## Data provided
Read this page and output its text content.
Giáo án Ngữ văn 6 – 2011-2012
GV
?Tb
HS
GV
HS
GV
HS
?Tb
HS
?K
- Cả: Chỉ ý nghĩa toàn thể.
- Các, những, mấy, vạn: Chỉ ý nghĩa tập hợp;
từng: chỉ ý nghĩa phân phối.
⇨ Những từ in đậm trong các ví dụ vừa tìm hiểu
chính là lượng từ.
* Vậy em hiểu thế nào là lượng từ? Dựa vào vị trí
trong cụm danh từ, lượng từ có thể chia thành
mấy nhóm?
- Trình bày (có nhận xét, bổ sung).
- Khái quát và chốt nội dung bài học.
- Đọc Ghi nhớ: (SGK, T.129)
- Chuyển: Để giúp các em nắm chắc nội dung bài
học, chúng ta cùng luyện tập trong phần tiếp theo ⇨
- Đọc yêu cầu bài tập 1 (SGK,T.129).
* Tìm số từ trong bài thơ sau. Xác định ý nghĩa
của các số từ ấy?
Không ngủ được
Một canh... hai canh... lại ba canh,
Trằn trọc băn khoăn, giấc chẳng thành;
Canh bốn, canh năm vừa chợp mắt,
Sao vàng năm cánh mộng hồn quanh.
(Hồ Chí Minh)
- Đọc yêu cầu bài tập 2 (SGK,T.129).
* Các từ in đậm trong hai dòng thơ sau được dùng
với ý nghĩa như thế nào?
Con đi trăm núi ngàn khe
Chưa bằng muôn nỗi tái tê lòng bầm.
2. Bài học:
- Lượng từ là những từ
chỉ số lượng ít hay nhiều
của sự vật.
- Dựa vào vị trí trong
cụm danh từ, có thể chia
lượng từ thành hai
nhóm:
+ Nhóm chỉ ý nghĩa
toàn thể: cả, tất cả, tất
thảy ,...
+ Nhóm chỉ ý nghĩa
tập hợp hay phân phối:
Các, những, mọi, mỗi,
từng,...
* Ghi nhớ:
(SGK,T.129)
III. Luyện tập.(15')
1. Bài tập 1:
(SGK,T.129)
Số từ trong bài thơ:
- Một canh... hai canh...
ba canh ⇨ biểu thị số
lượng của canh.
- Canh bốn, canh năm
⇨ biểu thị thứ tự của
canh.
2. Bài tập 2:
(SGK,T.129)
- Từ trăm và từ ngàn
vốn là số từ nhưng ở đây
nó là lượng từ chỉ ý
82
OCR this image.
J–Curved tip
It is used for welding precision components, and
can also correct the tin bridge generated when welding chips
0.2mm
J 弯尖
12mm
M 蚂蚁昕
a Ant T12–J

## Written exercise
Within the listing above, work out how many lines contain the string "dung", and reply with that number only.

## Task result
2